→ **YOUR OBJECTIVE**:
Emit the data below verbatim, stripping out any pictures.

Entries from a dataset
+ + + +
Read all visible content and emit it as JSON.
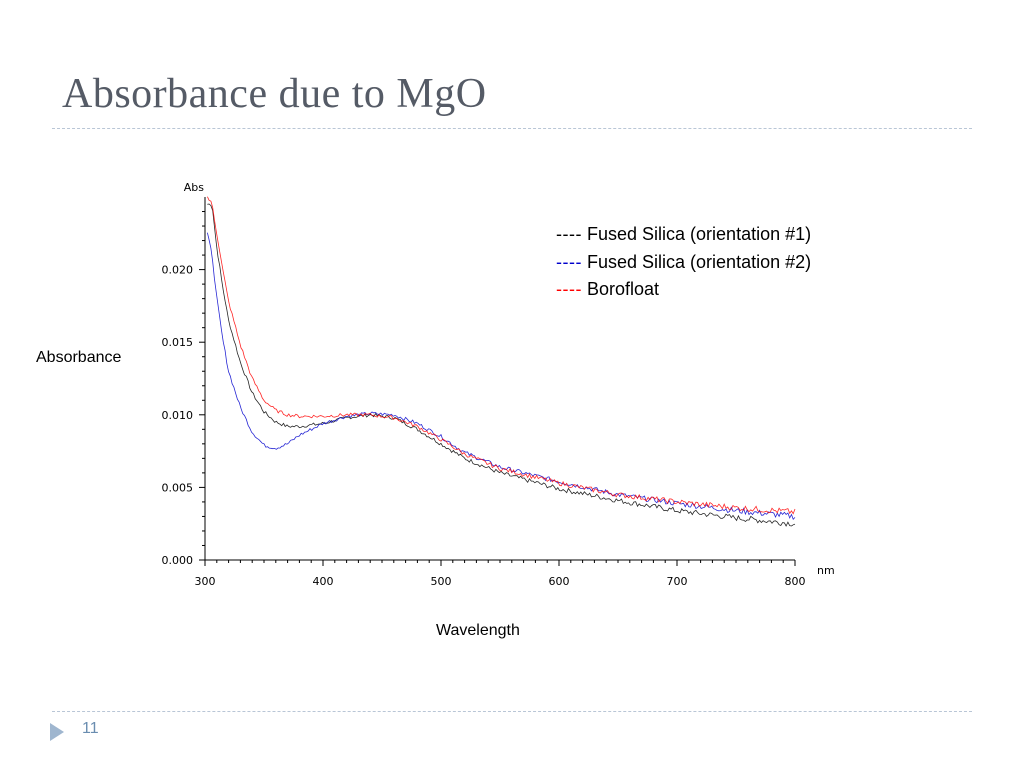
{
  "slide": {
    "title": "Absorbance due to MgO",
    "page_number": "11"
  },
  "colors": {
    "title": "#555b66",
    "divider": "#b9c6d6",
    "nav_marker": "#9fb6cf",
    "page_number": "#6a8db0"
  },
  "chart_data": {
    "type": "line",
    "xlabel": "Wavelength",
    "ylabel": "Absorbance",
    "x_unit": "nm",
    "y_unit": "Abs",
    "xlim": [
      300,
      800
    ],
    "ylim": [
      0.0,
      0.025
    ],
    "x_ticks": [
      300,
      400,
      500,
      600,
      700,
      800
    ],
    "y_ticks": [
      "0.000",
      "0.005",
      "0.010",
      "0.015",
      "0.020"
    ],
    "grid": false,
    "legend_position": "top-right",
    "series": [
      {
        "name": "Fused Silica (orientation #1)",
        "legend_marker": "----",
        "color": "#000000",
        "x": [
          302,
          306,
          310,
          315,
          320,
          330,
          340,
          350,
          360,
          370,
          380,
          400,
          420,
          440,
          460,
          480,
          500,
          520,
          550,
          600,
          650,
          700,
          750,
          800
        ],
        "y": [
          0.0245,
          0.0245,
          0.0215,
          0.0188,
          0.0165,
          0.0136,
          0.0115,
          0.0102,
          0.0095,
          0.0092,
          0.0092,
          0.0094,
          0.0098,
          0.01,
          0.0098,
          0.009,
          0.008,
          0.007,
          0.006,
          0.0049,
          0.0041,
          0.0034,
          0.0029,
          0.0025
        ]
      },
      {
        "name": "Fused Silica (orientation #2)",
        "legend_marker": "----",
        "color": "#0000cc",
        "x": [
          302,
          306,
          310,
          315,
          320,
          330,
          340,
          350,
          360,
          370,
          380,
          400,
          420,
          440,
          460,
          480,
          500,
          520,
          550,
          600,
          650,
          700,
          750,
          800
        ],
        "y": [
          0.0225,
          0.021,
          0.018,
          0.0152,
          0.013,
          0.0105,
          0.0088,
          0.0079,
          0.0077,
          0.008,
          0.0086,
          0.0094,
          0.0099,
          0.0101,
          0.01,
          0.0094,
          0.0085,
          0.0074,
          0.0064,
          0.0054,
          0.0045,
          0.0039,
          0.0034,
          0.003
        ]
      },
      {
        "name": "Borofloat",
        "legend_marker": "----",
        "color": "#ff0000",
        "x": [
          302,
          306,
          310,
          315,
          320,
          330,
          340,
          350,
          360,
          370,
          380,
          400,
          420,
          440,
          460,
          480,
          500,
          520,
          550,
          600,
          650,
          700,
          750,
          800
        ],
        "y": [
          0.025,
          0.0245,
          0.0225,
          0.02,
          0.0178,
          0.0148,
          0.0125,
          0.011,
          0.0103,
          0.01,
          0.0099,
          0.0099,
          0.01,
          0.01,
          0.0098,
          0.0092,
          0.0083,
          0.0073,
          0.0063,
          0.0053,
          0.0045,
          0.004,
          0.0036,
          0.0033
        ]
      }
    ]
  }
}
+ + + +
→ **SOLUTION**:
Read all visible content and emit it as JSON.
{
  "slide": {
    "title": "Absorbance due to MgO",
    "page_number": "11"
  },
  "colors": {
    "title": "#555b66",
    "divider": "#b9c6d6",
    "nav_marker": "#9fb6cf",
    "page_number": "#6a8db0"
  },
  "chart_data": {
    "type": "line",
    "xlabel": "Wavelength",
    "ylabel": "Absorbance",
    "x_unit": "nm",
    "y_unit": "Abs",
    "xlim": [
      300,
      800
    ],
    "ylim": [
      0.0,
      0.025
    ],
    "x_ticks": [
      300,
      400,
      500,
      600,
      700,
      800
    ],
    "y_ticks": [
      "0.000",
      "0.005",
      "0.010",
      "0.015",
      "0.020"
    ],
    "grid": false,
    "legend_position": "top-right",
    "series": [
      {
        "name": "Fused Silica (orientation #1)",
        "legend_marker": "----",
        "color": "#000000",
        "x": [
          302,
          306,
          310,
          315,
          320,
          330,
          340,
          350,
          360,
          370,
          380,
          400,
          420,
          440,
          460,
          480,
          500,
          520,
          550,
          600,
          650,
          700,
          750,
          800
        ],
        "y": [
          0.0245,
          0.0245,
          0.0215,
          0.0188,
          0.0165,
          0.0136,
          0.0115,
          0.0102,
          0.0095,
          0.0092,
          0.0092,
          0.0094,
          0.0098,
          0.01,
          0.0098,
          0.009,
          0.008,
          0.007,
          0.006,
          0.0049,
          0.0041,
          0.0034,
          0.0029,
          0.0025
        ]
      },
      {
        "name": "Fused Silica (orientation #2)",
        "legend_marker": "----",
        "color": "#0000cc",
        "x": [
          302,
          306,
          310,
          315,
          320,
          330,
          340,
          350,
          360,
          370,
          380,
          400,
          420,
          440,
          460,
          480,
          500,
          520,
          550,
          600,
          650,
          700,
          750,
          800
        ],
        "y": [
          0.0225,
          0.021,
          0.018,
          0.0152,
          0.013,
          0.0105,
          0.0088,
          0.0079,
          0.0077,
          0.008,
          0.0086,
          0.0094,
          0.0099,
          0.0101,
          0.01,
          0.0094,
          0.0085,
          0.0074,
          0.0064,
          0.0054,
          0.0045,
          0.0039,
          0.0034,
          0.003
        ]
      },
      {
        "name": "Borofloat",
        "legend_marker": "----",
        "color": "#ff0000",
        "x": [
          302,
          306,
          310,
          315,
          320,
          330,
          340,
          350,
          360,
          370,
          380,
          400,
          420,
          440,
          460,
          480,
          500,
          520,
          550,
          600,
          650,
          700,
          750,
          800
        ],
        "y": [
          0.025,
          0.0245,
          0.0225,
          0.02,
          0.0178,
          0.0148,
          0.0125,
          0.011,
          0.0103,
          0.01,
          0.0099,
          0.0099,
          0.01,
          0.01,
          0.0098,
          0.0092,
          0.0083,
          0.0073,
          0.0063,
          0.0053,
          0.0045,
          0.004,
          0.0036,
          0.0033
        ]
      }
    ]
  }
}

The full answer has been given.